=== KUTIPAN SUMBER ===
Adapun kritikan terhadap Al-Imam Asy-Syafi’i dalam masalah bahasa maka tidak mematahkan keimaman beliau dalam bahasa Arab. Diantara kritikan tersebut :

–         Beliau dikritik karena menyatakan bahwa huruf jar baa’ (الباء) memberikan faedah التَّبْعِيْض “sebagian/parsial”. Karenanya beliau menyatakan bolehnya mengusap sebagian kepala tatkala berwudu karena Allah berfirman (وَامْسَحُوا بِـرُؤُوْسِكُمْ). Maka beliaupun diingkari oleh sebagian ulama, mereka menyatakan bahwa huruf baa’ tidak mengandung makna “parsial”, dan ini tidak dikenal dalam bahasa Arab, dan tidak ada ahli bahasa yang menyebutkan bahwa diantara makna-makna yang dikandung huruf baa’ adalah untuk parsial. Akan tetapi kenyataannya ternyata banyak ahli bahasa yang menetapkan makna ini (huruf baa’ memberi makna faedah parsial) diantaranya adalah Al-Ashma’i dan ulama Kufiyiin (lihat Al-Bahr Al-Muhiith fi Ushuul Al-Fiqh li Az-Zarkasyi 2/15-16).

Ternyata juga setelah diamati ada bukti yang tegas bahwasanya Al-Imam Asy-Syafi’i menyatakan bahwa huruf baa’ memberi faedah “parsial”. Dan penisbatan hal ini kepada Al-Imam Asy-Syafi’i merupakan kekeliruan sebagaimana dijelaskan oleh Az-Zarkasy (Al-Bahrul Al-Muhiith (2/15). Bahkan jika kita kembali kepada kitab Al-Umm kita akan dapati bahwasanya Asy-Syafi’i berkata :

وَدَلَّتْ السُّنَّةُ على أَنْ ليس على الْمَرْءِ مَسْحُ الرَّأْسِ كُلِّهِ وإذا دَلَّتْ السُّنَّةُ على ذلك فَمَعْنَى الْآيَةِ أَنَّ مَن مَسَحَ شيئا من رَأْسِهِ أَجْزَأَهُ
“Sunnah menunjukkan bahwasanya tidak wajib bagi seseorang untuk mengusap seluruh kepalanya, dan jika sunnah telah menunjukkan demikian maka makna ayat adalah barang siapa yang mengusap sesuatupun dari kepalanya maka sudah cukup/sah) (lihat Al-Umm 1/26)

Yang dimaksud dengan sunnah oleh Al-Imam Asy-Syafi’i di sini adalah hadits tentang Nabi yang berwudu dengan mengusap ubun-ubun beliau saja tatkala beliau memakai sorban.
===
-- TUJUAN TUGAS A --
Tolong ubah semua baris pada entri di bawah ini menjadi daftar JSON berisi string, satu string untuk setiap baris, tanpa menyertakan baris kosong.
=== ENTRI TUGAS ===
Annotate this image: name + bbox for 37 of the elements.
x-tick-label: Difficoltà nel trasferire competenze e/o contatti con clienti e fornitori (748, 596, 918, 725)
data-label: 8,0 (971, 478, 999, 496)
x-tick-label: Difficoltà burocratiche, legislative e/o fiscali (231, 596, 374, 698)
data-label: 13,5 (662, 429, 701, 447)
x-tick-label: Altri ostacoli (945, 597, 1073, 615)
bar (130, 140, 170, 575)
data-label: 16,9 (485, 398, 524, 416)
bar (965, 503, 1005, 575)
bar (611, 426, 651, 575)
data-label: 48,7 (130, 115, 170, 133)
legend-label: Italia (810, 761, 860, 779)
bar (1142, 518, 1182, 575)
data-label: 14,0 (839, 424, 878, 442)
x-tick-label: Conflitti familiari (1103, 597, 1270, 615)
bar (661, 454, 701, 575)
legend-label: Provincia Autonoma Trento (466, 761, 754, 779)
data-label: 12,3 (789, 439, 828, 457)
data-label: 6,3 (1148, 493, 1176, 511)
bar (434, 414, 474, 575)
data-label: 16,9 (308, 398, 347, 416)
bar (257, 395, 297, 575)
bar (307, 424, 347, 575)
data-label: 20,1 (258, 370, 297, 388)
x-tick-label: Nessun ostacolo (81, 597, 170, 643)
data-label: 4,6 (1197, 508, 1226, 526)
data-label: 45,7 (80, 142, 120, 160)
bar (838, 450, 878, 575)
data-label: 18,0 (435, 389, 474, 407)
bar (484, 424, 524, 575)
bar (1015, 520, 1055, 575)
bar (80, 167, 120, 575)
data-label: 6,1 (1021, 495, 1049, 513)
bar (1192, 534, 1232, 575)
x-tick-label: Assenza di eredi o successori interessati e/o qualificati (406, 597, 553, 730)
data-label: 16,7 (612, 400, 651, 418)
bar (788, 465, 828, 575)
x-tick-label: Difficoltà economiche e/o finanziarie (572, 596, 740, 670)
===
-- TUJUAN TUGAS B --
Lanjutkan kutipan tentang kritik bahasa terhadap Al-Imam Asy-Syafi'i mulai setelah kalimat terakhirnya.

-- HASIL TUGAS A --
[
  "Annotate this image: name + bbox for 37 of the elements.",
  "x-tick-label: Difficoltà nel trasferire competenze e/o contatti con clienti e fornitori (748, 596, 918, 725)",
  "data-label: 8,0 (971, 478, 999, 496)",
  "x-tick-label: Difficoltà burocratiche, legislative e/o fiscali (231, 596, 374, 698)",
  "data-label: 13,5 (662, 429, 701, 447)",
  "x-tick-label: Altri ostacoli (945, 597, 1073, 615)",
  "bar (130, 140, 170, 575)",
  "data-label: 16,9 (485, 398, 524, 416)",
  "bar (965, 503, 1005, 575)",
  "bar (611, 426, 651, 575)",
  "data-label: 48,7 (130, 115, 170, 133)",
  "legend-label: Italia (810, 761, 860, 779)",
  "bar (1142, 518, 1182, 575)",
  "data-label: 14,0 (839, 424, 878, 442)",
  "x-tick-label: Conflitti familiari (1103, 597, 1270, 615)",
  "bar (661, 454, 701, 575)",
  "legend-label: Provincia Autonoma Trento (466, 761, 754, 779)",
  "data-label: 12,3 (789, 439, 828, 457)",
  "data-label: 6,3 (1148, 493, 1176, 511)",
  "bar (434, 414, 474, 575)",
  "data-label: 16,9 (308, 398, 347, 416)",
  "bar (257, 395, 297, 575)",
  "bar (307, 424, 347, 575)",
  "data-label: 20,1 (258, 370, 297, 388)",
  "x-tick-label: Nessun ostacolo (81, 597, 170, 643)",
  "data-label: 4,6 (1197, 508, 1226, 526)",
  "data-label: 45,7 (80, 142, 120, 160)",
  "bar (838, 450, 878, 575)",
  "data-label: 18,0 (435, 389, 474, 407)",
  "bar (484, 424, 524, 575)",
  "bar (1015, 520, 1055, 575)",
  "bar (80, 167, 120, 575)",
  "data-label: 6,1 (1021, 495, 1049, 513)",
  "bar (1192, 534, 1232, 575)",
  "x-tick-label: Assenza di eredi o successori interessati e/o qualificati (406, 597, 553, 730)",
  "data-label: 16,7 (612, 400, 651, 418)",
  "bar (788, 465, 828, 575)",
  "x-tick-label: Difficoltà economiche e/o finanziarie (572, 596, 740, 670)"
]

-- HASIL TUGAS B --
–         Beliau dikritik karena menafsirkan kata “الْعَوْلُ” dalam firman Allah
ذَلِكَ أَدْنَى أَلا تَعُولُوا (٣)
“Yang demikian itu adalah lebih dekat kepada tidak berbuat aniaya” (QS An-Nisaa :3).
Beliau tafsirkan dengan “كَثْرَةُ الْعِيَالِ” (banyaknya anak).
Tafsiran Asy-Syafi’i ini diingkari dengan keras oleh Ibnul ‘Arobi yang bermadzhab Maliki, dan menyatakan bahwa tidak ada ahli bahasa yang berpendapat dengan pendapat Asy-Syafi’i (lihat Ahkaamul Qur’an li Ibnil ‘Arobi 1/411). Akan tetapi perkataan Ibnul ‘Arobi ini telah dibantah oleh para ulama. Makna tersebut ternyata telah disebutkan oleh Al-Kisaai dan Al-Farroo’ (lihat Al-Haawi fi Fiqh Asy-Syaafi’i 11/415 dan Al-Majmuu’ Syarh Al-Muhadzab 16/125). Bahkan Al-Qurthubi yang juga bermadzhab Malikiyah telah membantah perkataan Ibnul ‘Arobi dengan menjelaskan bahwa tafsiran Asy-Syafi’i bukanlah tafsiran yang baru, telah mendahului beliau dua imam besar yaitu Zaid bin Aslam dan Jaabir bin Zaid (lihat Tafsiir Al-Qurthubi 5/21-22)

 
KEDUA : Sya’ir-sya’ir beliau yang istimewa

Al-Imam Asy-Syafi’i tidak banyak menulis sya’ir-sya’ir, akan tetapi sya’ir-sya’ir beliau sederhana mudah dipahami dan mengandung makna yang sangat dalam. Meskipun ada sya’ir-sya’ir para ulama bahasa yang lain yang lebih nampak ketinggian bahasanya dalam sya’ir-sya’ir mereka akan tetapi ternyata kesohoran sya’ir-sya’ir Asy-Syafi’i lebih besar karena kandungan makna yang dalam dengan penggunaan kata-kata yang sederhana.

Diantara sya’ir-sya’ir beliau ;
أمَتُّ مَطَامِعي فأرحْتُ نَفْسي ** فإنَّ النَّفسَ ما طَمعَتْ تهونُ
Aku bunuh sifat tamak yang ada pada diriku, maka akupun menenangkan diriku
Karena jiwa kapan ia tamak maka rendahlah jiwa tersebut

وَأَحْيَيْتُ القُنُوع وَكَانَ مَيْتاً ** ففي إحيائهِ عرضٌ مصونُ
Dan aku hidupkan sifat qona’ah pada diriku yang tadinya telah mati….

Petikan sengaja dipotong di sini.